Exercise instructions: Please copy the records below line for line, keeping every character unchanged.

Data for the task:
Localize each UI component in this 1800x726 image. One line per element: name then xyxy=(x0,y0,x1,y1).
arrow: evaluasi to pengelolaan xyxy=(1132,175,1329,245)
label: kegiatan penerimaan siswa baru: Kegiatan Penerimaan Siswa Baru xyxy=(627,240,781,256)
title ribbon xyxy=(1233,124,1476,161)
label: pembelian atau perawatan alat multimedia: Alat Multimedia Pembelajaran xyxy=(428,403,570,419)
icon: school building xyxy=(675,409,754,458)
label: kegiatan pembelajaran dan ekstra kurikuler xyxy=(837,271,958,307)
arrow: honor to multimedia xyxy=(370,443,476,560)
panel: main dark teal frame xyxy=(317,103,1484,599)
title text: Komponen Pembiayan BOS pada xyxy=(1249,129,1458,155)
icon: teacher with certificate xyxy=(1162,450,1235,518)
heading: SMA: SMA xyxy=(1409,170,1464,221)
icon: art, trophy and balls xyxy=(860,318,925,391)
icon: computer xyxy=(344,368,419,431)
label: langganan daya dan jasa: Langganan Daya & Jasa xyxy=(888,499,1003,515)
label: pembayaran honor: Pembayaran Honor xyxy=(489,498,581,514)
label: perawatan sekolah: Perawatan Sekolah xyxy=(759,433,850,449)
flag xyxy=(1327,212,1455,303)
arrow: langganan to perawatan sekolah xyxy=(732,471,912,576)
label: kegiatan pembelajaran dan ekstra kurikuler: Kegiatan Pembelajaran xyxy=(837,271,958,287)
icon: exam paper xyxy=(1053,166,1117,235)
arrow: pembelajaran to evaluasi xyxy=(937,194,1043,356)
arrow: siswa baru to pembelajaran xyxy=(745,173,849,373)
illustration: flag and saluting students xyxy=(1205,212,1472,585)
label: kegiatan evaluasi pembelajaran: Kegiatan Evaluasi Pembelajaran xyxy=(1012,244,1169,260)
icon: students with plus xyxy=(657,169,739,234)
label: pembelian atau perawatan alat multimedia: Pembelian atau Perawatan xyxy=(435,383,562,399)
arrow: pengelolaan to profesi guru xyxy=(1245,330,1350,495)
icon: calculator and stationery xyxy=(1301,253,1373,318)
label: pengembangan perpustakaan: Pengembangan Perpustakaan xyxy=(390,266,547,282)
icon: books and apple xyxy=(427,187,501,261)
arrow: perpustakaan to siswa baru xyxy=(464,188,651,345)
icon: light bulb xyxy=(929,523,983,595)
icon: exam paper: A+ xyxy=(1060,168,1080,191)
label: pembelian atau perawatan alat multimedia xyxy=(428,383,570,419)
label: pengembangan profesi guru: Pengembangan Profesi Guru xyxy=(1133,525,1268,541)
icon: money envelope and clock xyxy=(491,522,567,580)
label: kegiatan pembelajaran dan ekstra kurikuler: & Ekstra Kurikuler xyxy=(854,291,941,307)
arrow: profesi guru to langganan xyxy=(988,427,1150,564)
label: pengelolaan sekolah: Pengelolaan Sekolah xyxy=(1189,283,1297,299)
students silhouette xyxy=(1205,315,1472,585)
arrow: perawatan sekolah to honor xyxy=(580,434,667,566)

The completed task:
Localize each UI component in this 1800x726 image. One line per element: name then xyxy=(x0,y0,x1,y1).
arrow: evaluasi to pengelolaan xyxy=(1132,175,1329,245)
label: kegiatan penerimaan siswa baru: Kegiatan Penerimaan Siswa Baru xyxy=(627,240,781,256)
title ribbon xyxy=(1233,124,1476,161)
label: pembelian atau perawatan alat multimedia: Alat Multimedia Pembelajaran xyxy=(428,403,570,419)
icon: school building xyxy=(675,409,754,458)
label: kegiatan pembelajaran dan ekstra kurikuler xyxy=(837,271,958,307)
arrow: honor to multimedia xyxy=(370,443,476,560)
panel: main dark teal frame xyxy=(317,103,1484,599)
title text: Komponen Pembiayan BOS pada xyxy=(1249,129,1458,155)
icon: teacher with certificate xyxy=(1162,450,1235,518)
heading: SMA: SMA xyxy=(1409,170,1464,221)
icon: art, trophy and balls xyxy=(860,318,925,391)
icon: computer xyxy=(344,368,419,431)
label: langganan daya dan jasa: Langganan Daya & Jasa xyxy=(888,499,1003,515)
label: pembayaran honor: Pembayaran Honor xyxy=(489,498,581,514)
label: perawatan sekolah: Perawatan Sekolah xyxy=(759,433,850,449)
flag xyxy=(1327,212,1455,303)
arrow: langganan to perawatan sekolah xyxy=(732,471,912,576)
label: kegiatan pembelajaran dan ekstra kurikuler: Kegiatan Pembelajaran xyxy=(837,271,958,287)
icon: exam paper xyxy=(1053,166,1117,235)
arrow: pembelajaran to evaluasi xyxy=(937,194,1043,356)
arrow: siswa baru to pembelajaran xyxy=(745,173,849,373)
illustration: flag and saluting students xyxy=(1205,212,1472,585)
label: kegiatan evaluasi pembelajaran: Kegiatan Evaluasi Pembelajaran xyxy=(1012,244,1169,260)
icon: students with plus xyxy=(657,169,739,234)
label: pembelian atau perawatan alat multimedia: Pembelian atau Perawatan xyxy=(435,383,562,399)
arrow: pengelolaan to profesi guru xyxy=(1245,330,1350,495)
icon: calculator and stationery xyxy=(1301,253,1373,318)
label: pengembangan perpustakaan: Pengembangan Perpustakaan xyxy=(390,266,547,282)
icon: books and apple xyxy=(427,187,501,261)
arrow: perpustakaan to siswa baru xyxy=(464,188,651,345)
icon: light bulb xyxy=(929,523,983,595)
icon: exam paper: A+ xyxy=(1060,168,1080,191)
label: pembelian atau perawatan alat multimedia xyxy=(428,383,570,419)
label: pengembangan profesi guru: Pengembangan Profesi Guru xyxy=(1133,525,1268,541)
icon: money envelope and clock xyxy=(491,522,567,580)
label: kegiatan pembelajaran dan ekstra kurikuler: & Ekstra Kurikuler xyxy=(854,291,941,307)
arrow: profesi guru to langganan xyxy=(988,427,1150,564)
label: pengelolaan sekolah: Pengelolaan Sekolah xyxy=(1189,283,1297,299)
students silhouette xyxy=(1205,315,1472,585)
arrow: perawatan sekolah to honor xyxy=(580,434,667,566)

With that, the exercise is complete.